● **Extract**
-- Begin --

About the memory barrier in BSD libc

Konstantin Belousov kostikbel at gmail.com
Tue Apr 24 14:03:58 UTC 2012


On Tue, Apr 24, 2012 at 02:43:40PM +0100, Martin Simmons wrote:
> >>>>> On Mon, 23 Apr 2012 16:03:43 +0300, Konstantin Belousov said:
> > 
> > On Mon, Apr 23, 2012 at 08:33:05PM +0800, Fengwei yin wrote:
> > > On Mon, Apr 23, 2012 at 8:07 PM, Konstantin Belousov
> > > <kostikbel at gmail.com> wrote:
> > > > On Mon, Apr 23, 2012 at 07:44:34PM +0800, Fengwei yin wrote:
> > > >> On Mon, Apr 23, 2012 at 7:38 PM, Slawa Olhovchenkov <slw at zxy.spb.ru> wrote:
> > > >> > On Mon, Apr 23, 2012 at 07:26:54PM +0800, Fengwei yin wrote:
> > > >> >
> > > >> >> On Mon, Apr 23, 2012 at 5:40 PM, Slawa Olhovchenkov <slw at zxy.spb.ru> wrote:
> > > >> >> > On Mon, Apr 23, 2012 at 05:32:24PM +0800, Fengwei yin wrote:
> > > >> >> >
> > > >> >> >> On Mon, Apr 23, 2012 at 4:41 PM, Slawa Olhovchenkov <slw at zxy.spb.ru> wrote:
> > > >> >> >> > On Mon, Apr 23, 2012 at 02:56:03PM +0800, Fengwei yin wrote:
> > > >> >> >> >
> > > >> >> >> >> Hi list,
> > > >> >> >> >> If this is not correct question on the list, please let me know and
> > > >> >> >> >> sorry for noise.
> > > >> >> >> >>
> > > >> >> >> >> I have a question regarding the BSD libc for SMP arch. I didn't see
> > > >> >> >> >> memory barrier used in libc.
> > > >> >> >> >> How can we make sure it's safe on SMP arch?
> > > >> >> >> >
> > > >> >> >> > /usr/include/machine/atomic.h:
> > > >> >> >> >
> > > >> >> >> > #define mb() ?? ??__asm __volatile("lock; addl $0,(%%esp)" : : : "memory")
> > > >> >> >> > #define wmb() ?? __asm __volatile("lock; addl $0,(%%esp)" : : : "memory")
> > > >> >> >> > #define rmb() ?? __asm __volatile("lock; addl $0,(%%esp)" : : : "memory")
> > > >> >> >> >
> > > >> >> >>
> > > >> >> >> Thanks for the information. But it looks no body use it in libc.
> > > >> >> >
> > > >> >> > I think no body in libc need memory barrier: libc don't work with
> > > >> >> > peripheral, for atomic opertions used different macros.
> > > >> >>
> > > >> >> If we check the usage of __sinit(), it is a typical singleton pattern which
> > > >> >> needs memory barrier to make sure no potential SMP issue.
> > > >> >>
> > > >> >> Or did I miss something here?
> > > >> >
> > > >> > What architecture with cache incoherency and FreeBSD support?
> > > >>
> > > >> I suppose it's not related with cache inchoherency (I could be wrong).
> > > >> It's related
> > > >> with reorder of instruction by CPU.

-- End --

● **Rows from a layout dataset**
-- Begin --

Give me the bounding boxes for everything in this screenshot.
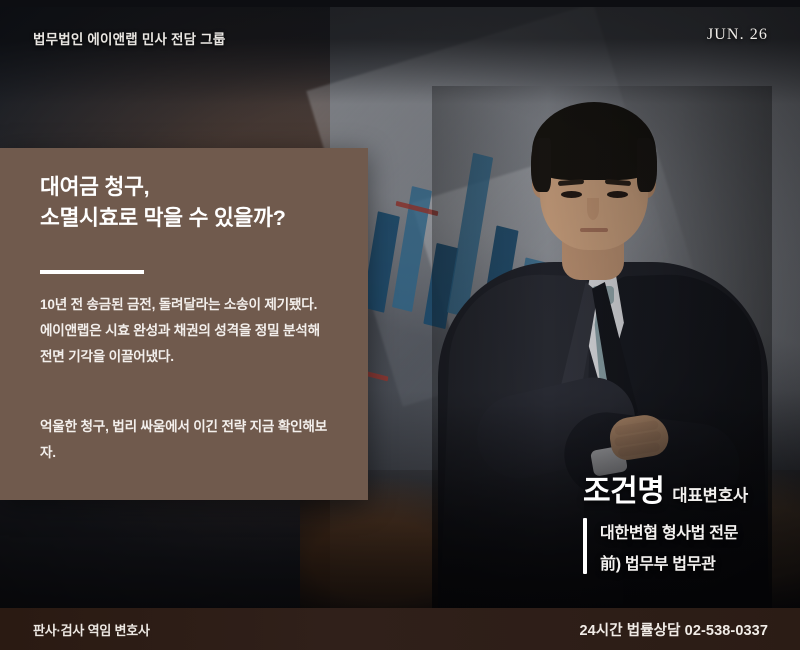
footer-bar: 판사·검사 역임 변호사 24시간 법률상담 02-538-0337 [0, 608, 800, 650]
headline: 대여금 청구, 소멸시효로 막을 수 있을까? [40, 172, 340, 233]
body-paragraph-2: 억울한 청구, 법리 싸움에서 이긴 전략 지금 확인해보자. [40, 414, 332, 466]
issue-date-label: JUN. 26 [707, 26, 768, 44]
credential-item: 대한변협 형사법 전문 [600, 519, 738, 543]
credentials-list: 대한변협 형사법 전문 前) 법무부 법무관 [600, 518, 738, 574]
attorney-credentials: 대한변협 형사법 전문 前) 법무부 법무관 [583, 518, 798, 574]
headline-line-2: 소멸시효로 막을 수 있을까? [40, 203, 340, 234]
attorney-name-row: 조건명 대표변호사 [583, 466, 798, 510]
promotional-card: 법무법인 에이앤랩 민사 전담 그룹 JUN. 26 대여금 청구, 소멸시효로… [0, 0, 800, 650]
credential-item: 前) 법무부 법무관 [600, 550, 738, 574]
body-paragraph-1: 10년 전 송금된 금전, 돌려달라는 소송이 제기됐다. 에이앤랩은 시효 완… [40, 292, 332, 370]
top-strip [0, 0, 800, 7]
headline-panel: 대여금 청구, 소멸시효로 막을 수 있을까? 10년 전 송금된 금전, 돌려… [0, 148, 368, 500]
headline-divider [40, 270, 144, 274]
credentials-accent-bar [583, 518, 587, 574]
brand-label: 법무법인 에이앤랩 민사 전담 그룹 [33, 28, 225, 48]
footer-contact[interactable]: 24시간 법률상담 02-538-0337 [579, 619, 768, 640]
attorney-title: 대표변호사 [672, 482, 748, 506]
attorney-name: 조건명 [583, 466, 664, 510]
footer-tagline: 판사·검사 역임 변호사 [33, 620, 150, 639]
attorney-profile-block: 조건명 대표변호사 대한변협 형사법 전문 前) 법무부 법무관 [583, 466, 798, 574]
headline-line-1: 대여금 청구, [40, 175, 149, 199]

-- End --

● **Set exercise 1**
In the records, reproduce every line verbatim, starting with the line that contains "footer-bar: 판사·검사 역임" and going on through the line that contains "attorney-credentials: 대한변협 형사법".
● **Set exercise 2**
Take the mailing-list thread about memory barriers in BSD libc further, picking up right after its final line.

● **Expected output 1**
footer-bar: 판사·검사 역임 변호사 24시간 법률상담 02-538-0337 [0, 608, 800, 650]
headline: 대여금 청구, 소멸시효로 막을 수 있을까? [40, 172, 340, 233]
body-paragraph-2: 억울한 청구, 법리 싸움에서 이긴 전략 지금 확인해보자. [40, 414, 332, 466]
issue-date-label: JUN. 26 [707, 26, 768, 44]
credential-item: 대한변협 형사법 전문 [600, 519, 738, 543]
credentials-list: 대한변협 형사법 전문 前) 법무부 법무관 [600, 518, 738, 574]
attorney-credentials: 대한변협 형사법 전문 前) 법무부 법무관 [583, 518, 798, 574]

● **Expected output 2**
> > > >>
> > > >> Here is the link talking about why need memory barrier for singleton:
> > > >> http://www.oaklib.org/docs/oak/singleton.html
> > > >>
> > > >> x86 has strict memory model and may not suffer this kind of issue. But
> > > >> ARM need to
> > > >> take care of it IMHO.
> > > >
> > > > Please note that __sinit is idempotent, so double-initialization is not
> > > > an issue there. The only possible problematic case would be other thread
> > > > executing exit and not noticing non-NULL value for __cleanup while current
> > > > thread just set it.
> > > >
> > > > I am not sure how much real this race is. Each call to _sinit() is immediately
> > > > followed by a lock acquire, typically FLOCKFILE(), which enforces full barrier
> > > > semantic due to pthread_mutex_lock call. The exit() performs __cxa_finalize()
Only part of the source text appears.